CONSEGNA
Rispondi a queste domande sull'articolo che riguarda l'appello della Procura di Roma:
(a) A quanti anni di carcere sono stati condannati Massimo Carminati e Salvatore Buzzi?
(b) In che giorno è stata emessa la sentenza che ha assolto gli imputati dall'accusa di associazione mafiosa?
(c) In quante pagine è motivato il verdetto del tribunale?

ESTRATTO DEL DOCUMENTO

<<<<

Milano, 4 dicembre 2017 - 09:08

Procura di Roma contro la sentenza «mondo di mezzo»: «È mafia»

L’atto d’appello contro la decisione dei giudici del Tribunale che ha assolto gli imputati dall’accusa più grave di associazione mafiosa e che «hanno fatto propri gli stereotipi, secondo i quali la mafia è quella con la coppola e la lupara, che spara e uccide»

(Ansa) (Ansa)
shadow

Se il tribunale di Roma non ha riconosciuto il reato di associazione mafiosa per il “mondo di mezzo” capeggiato da Massimo Carminati e Salvatore Buzzi (comunque condannati a pene pesanti: 20 e 19 anni di carcere) è perché ha fatto una lettura distorta di quanto emerso durante il processo. Una «visione atomistica dei singoli fatti ricostruiti, omettendo di rilevare anche i più ovvi collegamenti e cercando di decostruire quelli evidenti». Ma soprattutto, i giudici di primo grado hanno dimostrato di essere vittime, facendoli propri, dei «più diffusi stereotipi in materia di mafia, secondo i quali la mafia è solo quella con la coppola e la lupara, quella che spara e uccide ovvero è quella che parla calabrese o siciliano». Una sorta di pregiudizio, che non tiene conto «della evoluzione della giurisprudenza in materia, che invece è da tempo attenta ad individuare le trasformazioni socio-criminali delle mafie, sia quelle tradizionali che quelle nuove, capaci di insediarsi in territori diversi da quelli tradizionali con metodi nuovi e diversi, ma con le identiche finalità di acquisizione di potere economico, mediante l’assoggettamento e l’omertà». Infine i giudici di primo grado hanno spesso travisato le argomentazioni dei pubblici ministeri, utilizzando «la tecnica argomentativa di attribuire alla pubblica accusa una tesi diversa da quella sostenuta, per poi confrontarsi solo con quella e non con quanto effettivamente sostenuto».

L’atto d’accusa

Così l’atto d’appello della Procura di Roma contro la sentenza che il 20 luglio scorso ha assolto gli imputati di “Mafia capitale” dall’accusa più grave – l’associazione mafiosa, per l’appunto – si trasforma in un atto d’accusa contro il tribunale che ha pronunciato quel verdetto. Motivato in oltre 3.000 pagine, alle quali il procuratore Giuseppe Pignatone e gli aggiunti Michele Prestipino, Paolo Ielo e Giuseppe Cascini, insieme al sostituto Luca Tescaroli, replicano con un documento molto più snello, tutto incentrato sul reato negato: la mafia, e di conseguenza l’aggravante del metodo mafioso esclusa per alcuni imputati che rispondevano di accuse diverse. Tra le recriminazioni dei pubblici ministeri ci sono alcuni errori di fatto attribuiti ai giudici. Per esempio aver smentito che la mafiosità della vecchia banda della Magliana sia «rimasta controversa negli esiti giudiziari», a causa di due sentenze definitive dalle conclusioni opposte.

>>>>

ESTRATTO DEI DATI

<<<<

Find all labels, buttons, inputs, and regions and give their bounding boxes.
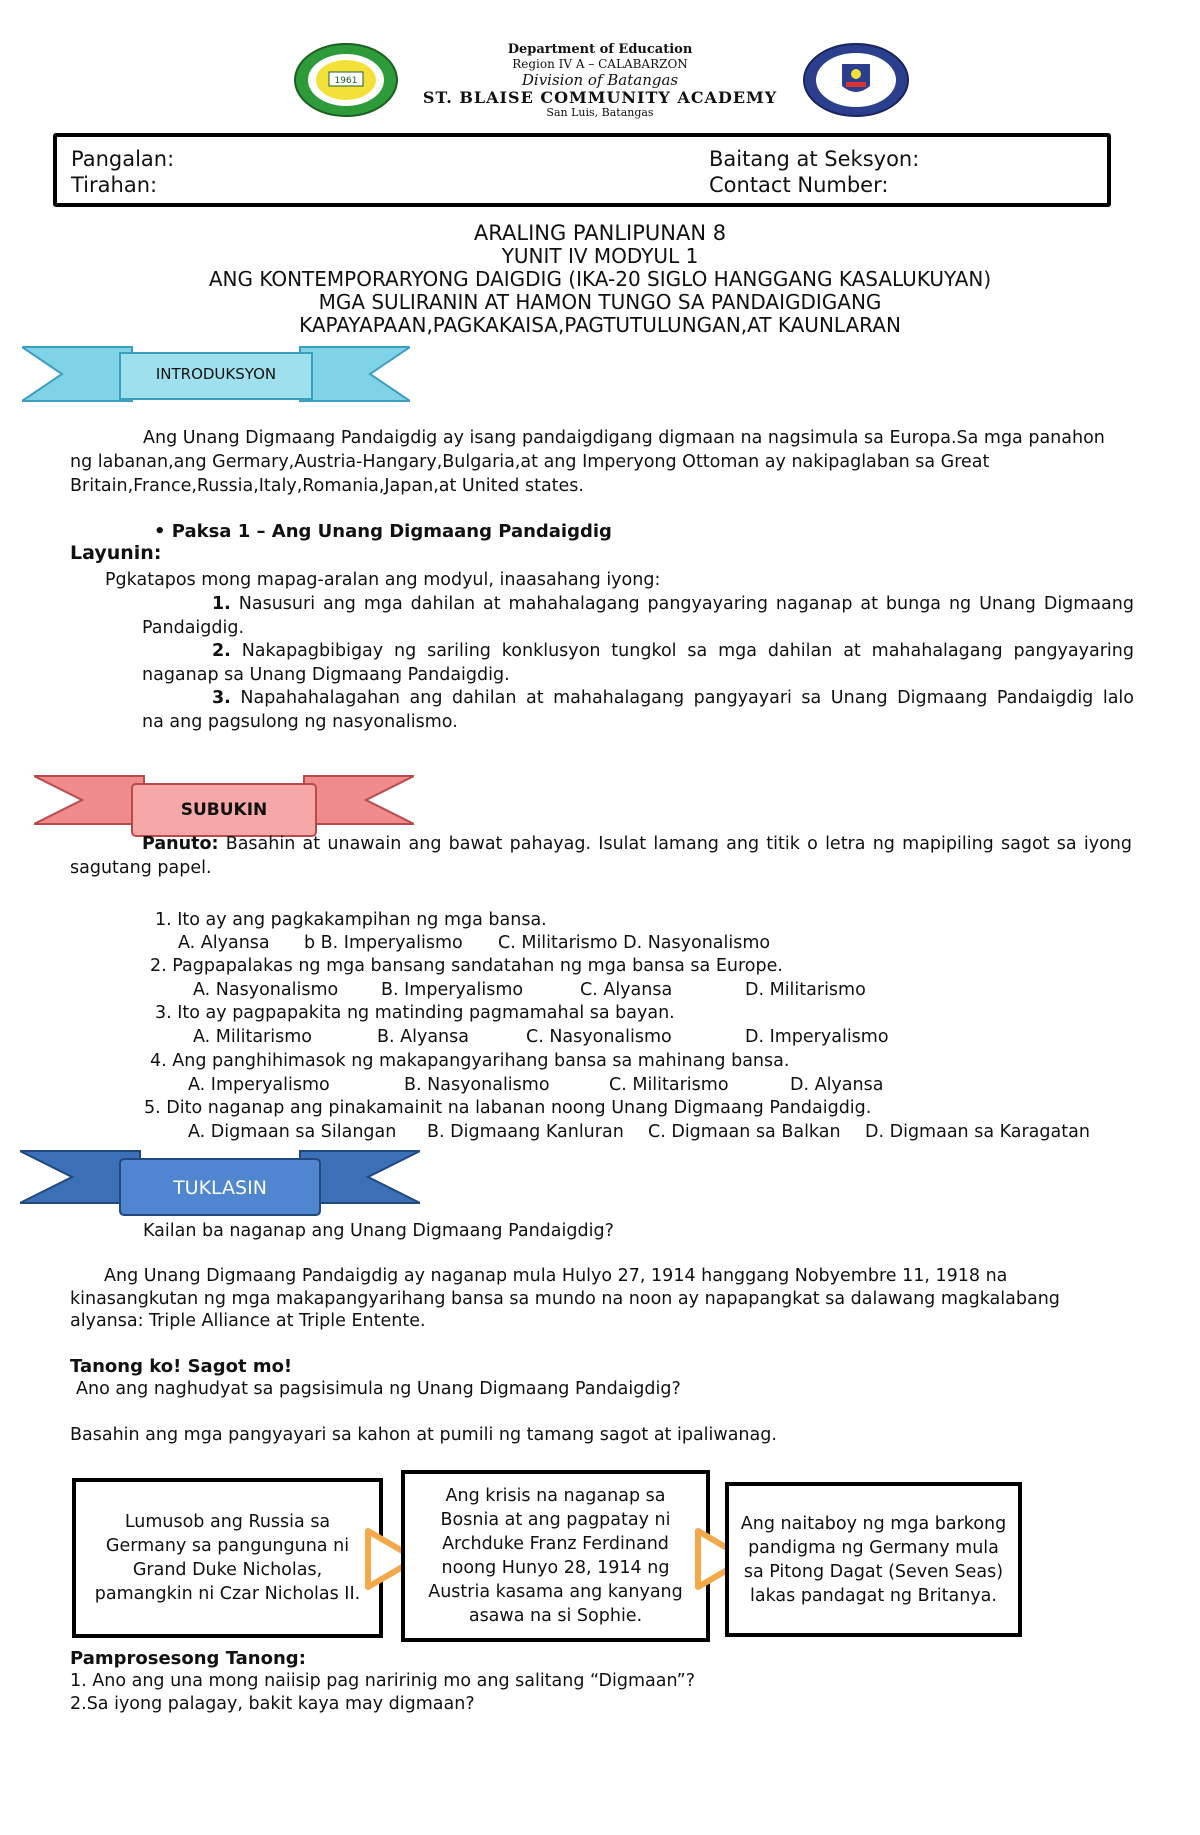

>>>>

ESITO DELL'ESERCIZIO
(a) Carminati a 20 anni, Buzzi a 19 anni.
(b) Il 20 luglio.
(c) In oltre 3.000 pagine.